## Challenge
From the listing below, pull out the lines that hold "Create".

Excerpt from a dataset
━━━━━━━━━━
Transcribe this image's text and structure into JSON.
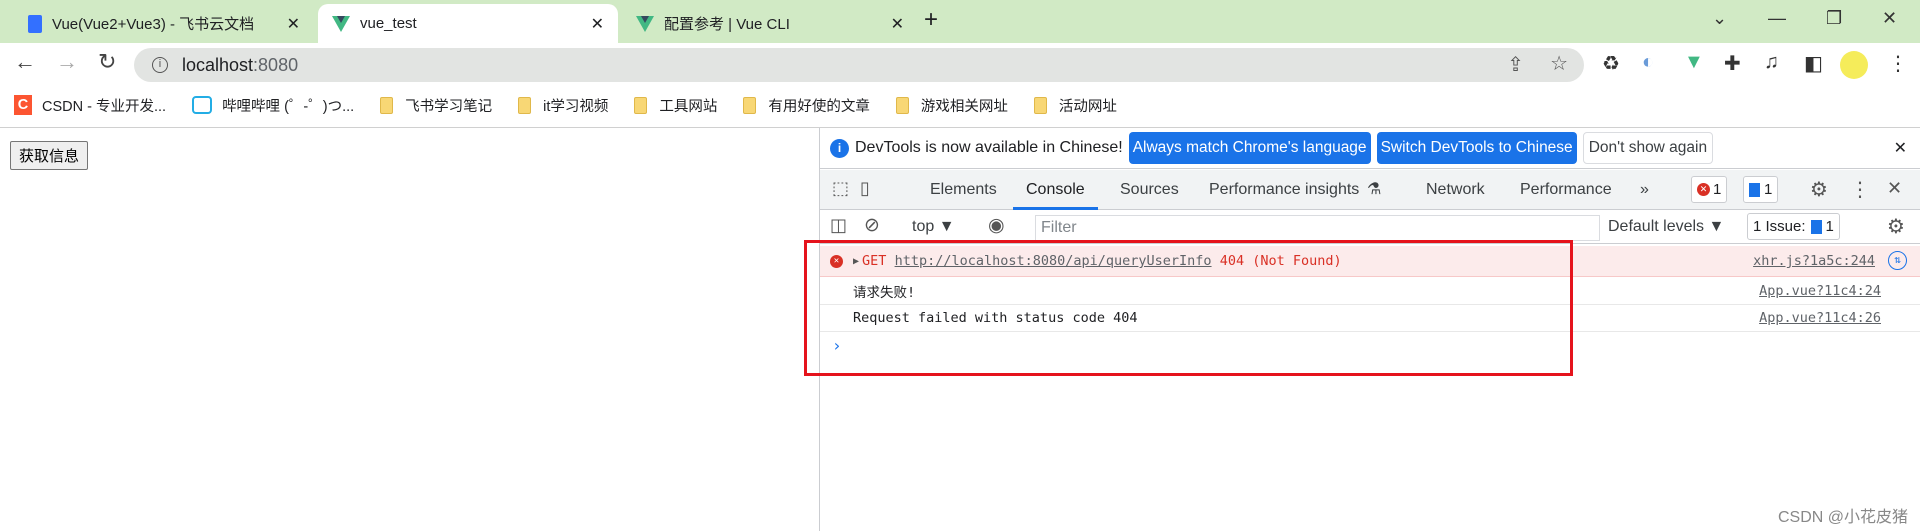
{
  "browser": {
    "tabs": [
      {
        "title": "Vue(Vue2+Vue3) - 飞书云文档",
        "icon": "feishu-doc-icon",
        "active": false
      },
      {
        "title": "vue_test",
        "icon": "vue-icon",
        "active": true
      },
      {
        "title": "配置参考 | Vue CLI",
        "icon": "vue-icon",
        "active": false
      }
    ],
    "new_tab": "+",
    "close": "✕",
    "url_host": "localhost",
    "url_port": ":8080",
    "bookmarks": [
      {
        "label": "CSDN - 专业开发...",
        "icon": "csdn-icon"
      },
      {
        "label": "哔哩哔哩 (゜-゜)つ...",
        "icon": "bilibili-icon"
      },
      {
        "label": "飞书学习笔记",
        "icon": "folder-icon"
      },
      {
        "label": "it学习视频",
        "icon": "folder-icon"
      },
      {
        "label": "工具网站",
        "icon": "folder-icon"
      },
      {
        "label": "有用好使的文章",
        "icon": "folder-icon"
      },
      {
        "label": "游戏相关网址",
        "icon": "folder-icon"
      },
      {
        "label": "活动网址",
        "icon": "folder-icon"
      }
    ]
  },
  "page": {
    "button": "获取信息"
  },
  "devtools": {
    "infobar": {
      "text": "DevTools is now available in Chinese!",
      "btn1": "Always match Chrome's language",
      "btn2": "Switch DevTools to Chinese",
      "btn3": "Don't show again"
    },
    "tabs": [
      "Elements",
      "Console",
      "Sources",
      "Performance insights",
      "Network",
      "Performance"
    ],
    "active_tab": "Console",
    "more": "»",
    "error_count": "1",
    "message_count": "1",
    "context": "top ▼",
    "filter_placeholder": "Filter",
    "levels": "Default levels ▼",
    "issues_label": "1 Issue:",
    "issues_count": "1",
    "console": [
      {
        "type": "error",
        "method": "GET",
        "url": "http://localhost:8080/api/queryUserInfo",
        "status": "404 (Not Found)",
        "source": "xhr.js?1a5c:244"
      },
      {
        "type": "log",
        "text": "请求失败!",
        "source": "App.vue?11c4:24"
      },
      {
        "type": "log",
        "text": "Request failed with status code 404",
        "source": "App.vue?11c4:26"
      }
    ],
    "prompt": "›"
  },
  "watermark": "CSDN @小花皮猪",
  "colors": {
    "tabbar": "#d1eac5",
    "accent": "#1a73e8",
    "error": "#d93025",
    "highlight_box": "#e5131c"
  }
}
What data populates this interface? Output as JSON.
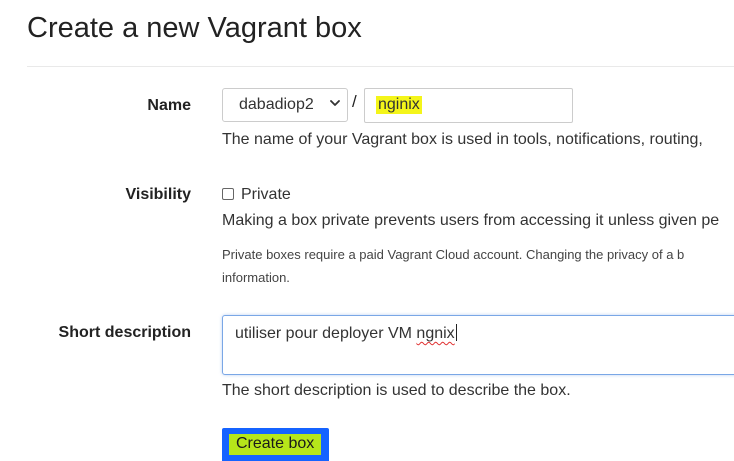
{
  "page": {
    "title": "Create a new Vagrant box"
  },
  "form": {
    "name": {
      "label": "Name",
      "owner_selected": "dabadiop2",
      "separator": "/",
      "box_name_value": "nginix",
      "help": "The name of your Vagrant box is used in tools, notifications, routing,"
    },
    "visibility": {
      "label": "Visibility",
      "checkbox_label": "Private",
      "checked": false,
      "help": "Making a box private prevents users from accessing it unless given pe",
      "note_line1": "Private boxes require a paid Vagrant Cloud account. Changing the privacy of a b",
      "note_line2": "information."
    },
    "short_description": {
      "label": "Short description",
      "value_before": "utiliser pour deployer VM ",
      "value_misspelled": "ngnix",
      "help": "The short description is used to describe the box."
    },
    "submit_label": "Create box"
  },
  "colors": {
    "button_bg": "#1563ff",
    "highlight_yellow": "#f4f51a",
    "highlight_green": "#b6e61a",
    "focus_border": "#7aa7e6"
  },
  "icons": {
    "select_arrow": "chevron-down-icon"
  }
}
━━━━━━━━━━
## Written solution
    "title": "Create a new Vagrant box"
    "submit_label": "Create box"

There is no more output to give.